# Da fare:
1. Nel brano su Uncharted 2, quale capitolo della serie chi scrive ha sempre trovato sopravvalutato?
2. Prosegui il brano su Uncharted 2 a partire dal punto in cui si ferma.

In questo mondo ormai lontano nel tempo, arrivava Uncharted 2, gioco che ha avuto un successo clamoroso e che andava a sanare molti difetti che non avevano permesso al primo episodio di diventare il classico che aveva in testa Naughty Dog.

Personalmente, ritengo Uncharted 2 l’unico vero capitolo della serie che si possa definire un capolavoro. Certamente è quello che mi ha coinvolto più di tutti, soprattutto per la qualità e il livello di azione proposto, mixato in maniera perfetta nelle parti più esplorative. Sia chiaro,ho giocato a tutti gli Uncharted, e a parte il primo, che ho sempre trovato sopravvalutato, sono tutti ottimi, tecnicamente paurosi e con dei personaggi caratterizzati così bene che spesso avrei voluto qualche cutscene in più.

# Informazioni:
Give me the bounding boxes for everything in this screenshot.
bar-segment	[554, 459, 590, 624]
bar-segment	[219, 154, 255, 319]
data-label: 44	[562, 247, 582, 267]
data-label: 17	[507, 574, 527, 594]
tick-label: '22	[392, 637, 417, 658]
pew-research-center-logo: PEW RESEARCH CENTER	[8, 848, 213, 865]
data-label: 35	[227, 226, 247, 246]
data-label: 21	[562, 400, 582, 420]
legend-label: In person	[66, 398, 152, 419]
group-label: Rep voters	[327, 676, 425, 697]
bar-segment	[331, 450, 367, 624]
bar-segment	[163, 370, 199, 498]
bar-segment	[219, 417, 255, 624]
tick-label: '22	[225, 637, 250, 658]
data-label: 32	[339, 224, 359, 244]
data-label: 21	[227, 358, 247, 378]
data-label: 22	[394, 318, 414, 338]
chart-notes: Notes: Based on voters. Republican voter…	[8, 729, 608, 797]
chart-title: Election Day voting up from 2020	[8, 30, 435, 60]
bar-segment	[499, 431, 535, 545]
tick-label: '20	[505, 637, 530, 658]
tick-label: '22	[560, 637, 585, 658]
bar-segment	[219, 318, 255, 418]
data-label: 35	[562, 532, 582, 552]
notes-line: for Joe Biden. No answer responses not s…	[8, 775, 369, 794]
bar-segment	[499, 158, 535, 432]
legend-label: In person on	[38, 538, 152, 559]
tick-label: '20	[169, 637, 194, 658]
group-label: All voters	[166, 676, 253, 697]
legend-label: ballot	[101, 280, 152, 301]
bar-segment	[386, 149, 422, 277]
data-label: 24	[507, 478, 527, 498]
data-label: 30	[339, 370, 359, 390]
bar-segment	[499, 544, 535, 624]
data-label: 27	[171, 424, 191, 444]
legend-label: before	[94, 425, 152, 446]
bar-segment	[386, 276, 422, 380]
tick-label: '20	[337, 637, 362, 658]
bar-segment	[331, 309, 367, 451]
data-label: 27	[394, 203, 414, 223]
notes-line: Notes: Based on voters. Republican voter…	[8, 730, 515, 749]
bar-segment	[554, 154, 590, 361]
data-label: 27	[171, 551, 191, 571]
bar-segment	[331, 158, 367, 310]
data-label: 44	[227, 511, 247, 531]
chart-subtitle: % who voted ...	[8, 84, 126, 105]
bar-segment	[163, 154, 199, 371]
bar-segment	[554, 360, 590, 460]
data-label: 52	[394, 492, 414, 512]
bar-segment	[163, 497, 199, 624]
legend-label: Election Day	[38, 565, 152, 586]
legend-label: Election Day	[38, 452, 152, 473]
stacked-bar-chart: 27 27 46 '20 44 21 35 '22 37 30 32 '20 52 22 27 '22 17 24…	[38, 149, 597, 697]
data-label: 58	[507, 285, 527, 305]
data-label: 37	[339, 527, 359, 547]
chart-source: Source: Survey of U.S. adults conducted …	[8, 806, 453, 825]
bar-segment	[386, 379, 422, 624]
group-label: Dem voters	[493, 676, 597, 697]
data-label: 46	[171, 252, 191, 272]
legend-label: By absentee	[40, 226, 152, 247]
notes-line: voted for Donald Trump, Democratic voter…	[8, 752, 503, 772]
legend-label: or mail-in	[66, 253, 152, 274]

# Risposte per voce:
1. Il primo capitolo.

2.
Questo secondo capitolo, però, ha una marcia in più, anche grazie ad una calibrazione tra le varie anime veramente perfetta: i personaggi sono ottimi, graficamente siamo su roba mai vista prima su PlayStation 3 (una console con una dotazione di RAM irrisoria, ricordiamocelo), le ambientazioni sono varie e mai banali e, rispetto agli altri episodi della saga, anche durante le sparatorie ci si diverte e la sfida è sempre bilanciata

Sì, dico questo perché probabilmente il più grosso difetto che rimprovero ai vari Uncharted è che si spara davvero tropo e in alcuni casi anche male. Troppe volte nemici che neanche dovrebbero sapere che noi esistiamo ci lanciano granate dritte dritte sui piedi e in alcuni casi le sparatorie si protraggono ben oltre il limite di tolleranza.

Nathan Drake, con questo episodio, diventa a tutti gli effetti, più che una mascotte, un vero e proprio testmonial di di Sony, quasi un divo. È un personaggio fittizio ma estremamente riconoscibile, come Lara Croft, anzi, probabilmente più realistico dell’archeologa made in Crystal Dynamics. Fondamentalmente, Nathan è sì un coraggioso eroe ma è anche un farabutto, una sorta di tombarolo che nei vari giochi riesce però a redimersi, quasi sempre per merito di una dolce fanciulla. Una caratterizzazione che nel secondo capitolo si solidifica nell’immaginario comune, grazie anche ad un livello di script dei dialoghi e delle cutscene probabilmente mai visto prima in ambito videoludico.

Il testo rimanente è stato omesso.